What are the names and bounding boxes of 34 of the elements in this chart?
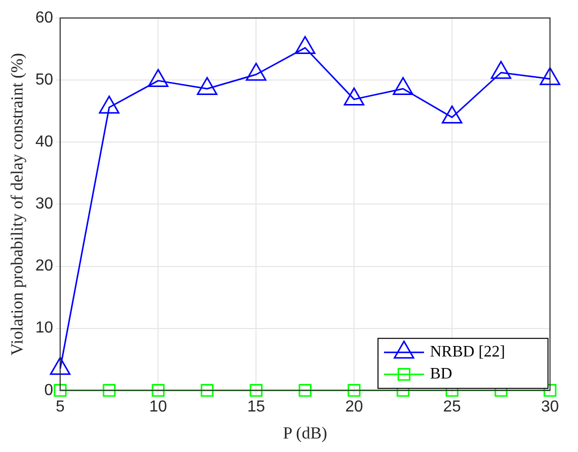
x-tick-label: 20 bbox=[345, 398, 364, 416]
x-tick-label: 5 bbox=[56, 398, 65, 416]
x-tick-label: 15 bbox=[247, 398, 266, 416]
point bbox=[246, 62, 266, 81]
y-tick-label: 60 bbox=[35, 9, 54, 26]
point bbox=[392, 77, 414, 96]
point bbox=[98, 96, 120, 114]
y-tick-label: 10 bbox=[35, 320, 54, 337]
point bbox=[344, 88, 364, 106]
y-tick-label: 0 bbox=[44, 382, 54, 399]
point bbox=[250, 384, 263, 397]
legend-label: BD bbox=[430, 366, 452, 383]
y-axis-title: Violation probability of delay constraint (%) bbox=[8, 52, 27, 356]
point bbox=[348, 384, 360, 397]
legend-label: NRBD [22] bbox=[430, 344, 506, 361]
point bbox=[298, 384, 312, 397]
point bbox=[54, 384, 67, 397]
y-tick-label: 40 bbox=[35, 134, 54, 151]
point bbox=[152, 384, 165, 397]
point bbox=[490, 60, 512, 79]
point bbox=[540, 67, 560, 86]
point bbox=[148, 68, 168, 87]
point bbox=[102, 384, 116, 397]
x-tick-label: 10 bbox=[149, 398, 168, 416]
point bbox=[196, 77, 218, 96]
y-tick-label: 50 bbox=[35, 71, 54, 88]
x-tick-label: 30 bbox=[541, 398, 559, 416]
x-axis-title: P (dB) bbox=[282, 423, 328, 442]
y-tick-label: 20 bbox=[35, 258, 54, 275]
x-tick-label: 25 bbox=[443, 398, 462, 416]
point bbox=[200, 384, 214, 397]
point bbox=[294, 36, 316, 54]
point bbox=[442, 106, 462, 124]
y-tick-label: 30 bbox=[35, 196, 54, 213]
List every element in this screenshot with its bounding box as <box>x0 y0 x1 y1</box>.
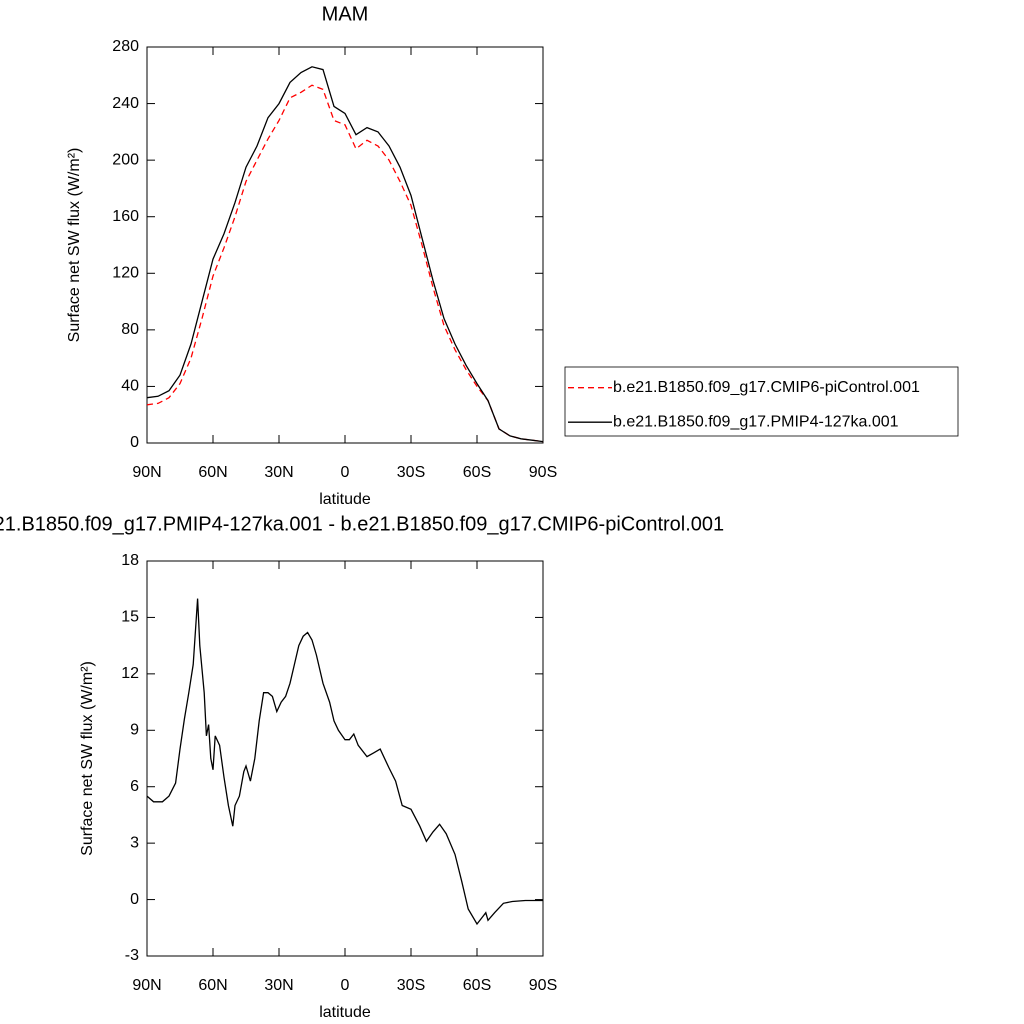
x-tick-label: 60S <box>463 977 491 994</box>
x-tick-label: 60S <box>463 464 491 481</box>
chart-title: b.e21.B1850.f09_g17.PMIP4-127ka.001 - b.… <box>0 513 724 535</box>
x-tick-label: 0 <box>341 977 350 994</box>
x-tick-label: 60N <box>198 464 227 481</box>
x-axis-label: latitude <box>319 1004 371 1021</box>
x-axis-label: latitude <box>319 491 371 508</box>
x-tick-label: 90S <box>529 464 557 481</box>
chart: b.e21.B1850.f09_g17.PMIP4-127ka.001 - b.… <box>0 513 724 1021</box>
x-tick-label: 60N <box>198 977 227 994</box>
x-tick-label: 0 <box>341 464 350 481</box>
x-tick-label: 30S <box>397 977 425 994</box>
y-tick-label: 18 <box>121 552 139 569</box>
legend-box <box>564 366 959 437</box>
x-tick-label: 90N <box>132 464 161 481</box>
y-tick-label: 240 <box>112 95 139 112</box>
legend-label: b.e21.B1850.f09_g17.CMIP6-piControl.001 <box>613 379 920 396</box>
y-tick-label: 120 <box>112 265 139 282</box>
chart-title: MAM <box>322 3 369 25</box>
plot-frame <box>146 560 544 957</box>
y-tick-label: 40 <box>121 378 139 395</box>
x-tick-label: 30N <box>264 977 293 994</box>
y-tick-label: 0 <box>130 891 139 908</box>
y-tick-label: 80 <box>121 321 139 338</box>
y-tick-label: 3 <box>130 834 139 851</box>
y-axis-label: Surface net SW flux (W/m²) <box>79 661 96 856</box>
data-line <box>146 66 544 443</box>
y-axis-label: Surface net SW flux (W/m²) <box>66 148 83 343</box>
y-tick-label: 160 <box>112 208 139 225</box>
legend-label: b.e21.B1850.f09_g17.PMIP4-127ka.001 <box>613 413 899 430</box>
y-tick-label: 0 <box>130 434 139 451</box>
y-tick-label: 9 <box>130 722 139 739</box>
y-tick-label: 15 <box>121 609 139 626</box>
data-line <box>146 598 543 926</box>
y-tick-label: 6 <box>130 778 139 795</box>
x-tick-label: 30N <box>264 464 293 481</box>
data-line <box>146 84 544 443</box>
y-tick-label: 200 <box>112 151 139 168</box>
plot-frame <box>146 46 544 444</box>
y-tick-label: -3 <box>125 947 139 964</box>
chart: MAM 0 40 80 120 160 200 240 280 90N 60N 30N 0 30S 60S 9… <box>66 3 959 508</box>
x-tick-label: 90S <box>529 977 557 994</box>
x-tick-label: 30S <box>397 464 425 481</box>
x-tick-label: 90N <box>132 977 161 994</box>
y-tick-label: 12 <box>121 665 139 682</box>
y-tick-label: 280 <box>112 38 139 55</box>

## WRITTEN INSTRUCTION
Copy out all of the material above line for line, leaving out the pictures.

## WRITTEN SOLUTION
What are the names and bounding boxes of 34 of the elements in this chart?
x-tick-label: 20 bbox=[345, 398, 364, 416]
x-tick-label: 5 bbox=[56, 398, 65, 416]
x-tick-label: 15 bbox=[247, 398, 266, 416]
point bbox=[246, 62, 266, 81]
y-tick-label: 60 bbox=[35, 9, 54, 26]
point bbox=[392, 77, 414, 96]
point bbox=[98, 96, 120, 114]
y-tick-label: 10 bbox=[35, 320, 54, 337]
point bbox=[344, 88, 364, 106]
y-tick-label: 0 bbox=[44, 382, 54, 399]
point bbox=[250, 384, 263, 397]
legend-label: BD bbox=[430, 366, 452, 383]
y-axis-title: Violation probability of delay constraint (%) bbox=[8, 52, 27, 356]
point bbox=[348, 384, 360, 397]
legend-label: NRBD [22] bbox=[430, 344, 506, 361]
point bbox=[298, 384, 312, 397]
point bbox=[54, 384, 67, 397]
y-tick-label: 40 bbox=[35, 134, 54, 151]
point bbox=[152, 384, 165, 397]
point bbox=[490, 60, 512, 79]
point bbox=[540, 67, 560, 86]
point bbox=[148, 68, 168, 87]
point bbox=[102, 384, 116, 397]
x-tick-label: 10 bbox=[149, 398, 168, 416]
point bbox=[196, 77, 218, 96]
y-tick-label: 50 bbox=[35, 71, 54, 88]
x-tick-label: 30 bbox=[541, 398, 559, 416]
x-axis-title: P (dB) bbox=[282, 423, 328, 442]
y-tick-label: 20 bbox=[35, 258, 54, 275]
x-tick-label: 25 bbox=[443, 398, 462, 416]
point bbox=[200, 384, 214, 397]
point bbox=[294, 36, 316, 54]
point bbox=[442, 106, 462, 124]
y-tick-label: 30 bbox=[35, 196, 54, 213]
List every element in this screenshot with its bounding box as <box>x0 y0 x1 y1</box>.
x-tick-label: 60S <box>463 977 491 994</box>
x-tick-label: 60S <box>463 464 491 481</box>
chart-title: b.e21.B1850.f09_g17.PMIP4-127ka.001 - b.… <box>0 513 724 535</box>
x-tick-label: 0 <box>341 977 350 994</box>
x-tick-label: 60N <box>198 464 227 481</box>
x-axis-label: latitude <box>319 1004 371 1021</box>
x-axis-label: latitude <box>319 491 371 508</box>
x-tick-label: 90S <box>529 464 557 481</box>
chart: b.e21.B1850.f09_g17.PMIP4-127ka.001 - b.… <box>0 513 724 1021</box>
x-tick-label: 60N <box>198 977 227 994</box>
x-tick-label: 0 <box>341 464 350 481</box>
x-tick-label: 30S <box>397 977 425 994</box>
y-tick-label: 18 <box>121 552 139 569</box>
legend-box <box>564 366 959 437</box>
x-tick-label: 90N <box>132 464 161 481</box>
y-tick-label: 240 <box>112 95 139 112</box>
legend-label: b.e21.B1850.f09_g17.CMIP6-piControl.001 <box>613 379 920 396</box>
y-tick-label: 120 <box>112 265 139 282</box>
chart-title: MAM <box>322 3 369 25</box>
plot-frame <box>146 560 544 957</box>
y-tick-label: 40 <box>121 378 139 395</box>
x-tick-label: 30N <box>264 977 293 994</box>
y-tick-label: 0 <box>130 891 139 908</box>
y-tick-label: 80 <box>121 321 139 338</box>
y-tick-label: 3 <box>130 834 139 851</box>
y-axis-label: Surface net SW flux (W/m²) <box>79 661 96 856</box>
data-line <box>146 66 544 443</box>
y-axis-label: Surface net SW flux (W/m²) <box>66 148 83 343</box>
y-tick-label: 160 <box>112 208 139 225</box>
legend-label: b.e21.B1850.f09_g17.PMIP4-127ka.001 <box>613 413 899 430</box>
y-tick-label: 0 <box>130 434 139 451</box>
y-tick-label: 9 <box>130 722 139 739</box>
y-tick-label: 15 <box>121 609 139 626</box>
data-line <box>146 598 543 926</box>
y-tick-label: 6 <box>130 778 139 795</box>
x-tick-label: 30N <box>264 464 293 481</box>
data-line <box>146 84 544 443</box>
y-tick-label: 200 <box>112 151 139 168</box>
plot-frame <box>146 46 544 444</box>
y-tick-label: -3 <box>125 947 139 964</box>
chart: MAM 0 40 80 120 160 200 240 280 90N 60N 30N 0 30S 60S 9… <box>66 3 959 508</box>
x-tick-label: 90S <box>529 977 557 994</box>
x-tick-label: 30S <box>397 464 425 481</box>
x-tick-label: 90N <box>132 977 161 994</box>
y-tick-label: 12 <box>121 665 139 682</box>
y-tick-label: 280 <box>112 38 139 55</box>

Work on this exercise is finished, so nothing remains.